## Data excerpts
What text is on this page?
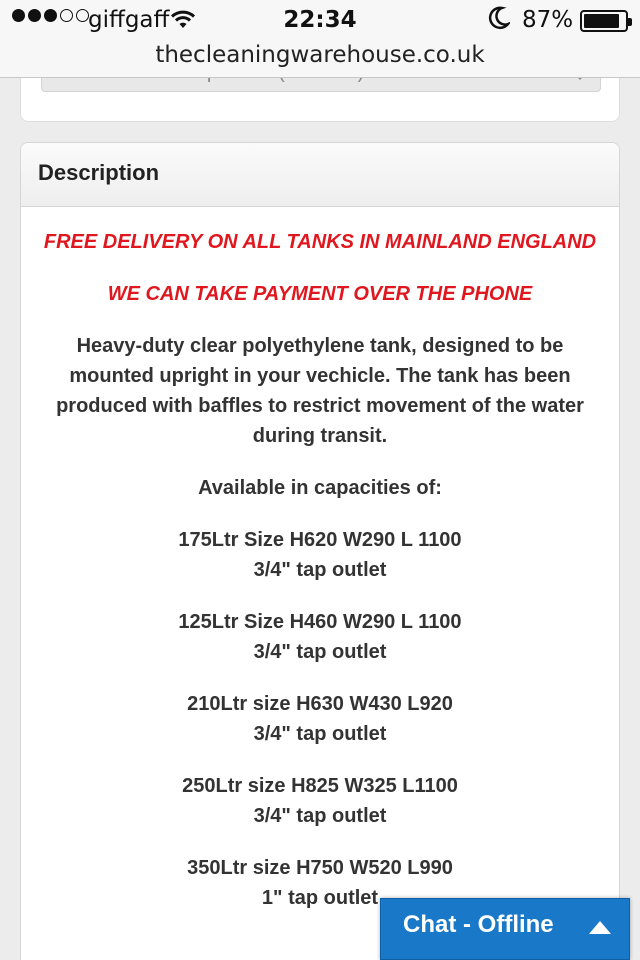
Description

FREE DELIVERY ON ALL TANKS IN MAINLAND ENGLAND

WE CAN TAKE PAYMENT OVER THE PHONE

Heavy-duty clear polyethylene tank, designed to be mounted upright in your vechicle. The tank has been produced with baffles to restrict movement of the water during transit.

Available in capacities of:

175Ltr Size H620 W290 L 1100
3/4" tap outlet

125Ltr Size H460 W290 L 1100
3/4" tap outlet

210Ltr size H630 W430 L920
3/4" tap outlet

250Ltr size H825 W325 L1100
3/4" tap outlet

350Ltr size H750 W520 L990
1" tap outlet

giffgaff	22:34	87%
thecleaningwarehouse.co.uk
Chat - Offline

## Work to complete
Write the full listing out again with every line unchanged, but include no pictures.

## Finished exercise
What text is on this page?
Description

FREE DELIVERY ON ALL TANKS IN MAINLAND ENGLAND

WE CAN TAKE PAYMENT OVER THE PHONE

Heavy-duty clear polyethylene tank, designed to be mounted upright in your vechicle. The tank has been produced with baffles to restrict movement of the water during transit.

Available in capacities of:

175Ltr Size H620 W290 L 1100
3/4" tap outlet

125Ltr Size H460 W290 L 1100
3/4" tap outlet

210Ltr size H630 W430 L920
3/4" tap outlet

250Ltr size H825 W325 L1100
3/4" tap outlet

350Ltr size H750 W520 L990
1" tap outlet

giffgaff	22:34	87%
thecleaningwarehouse.co.uk
Chat - Offline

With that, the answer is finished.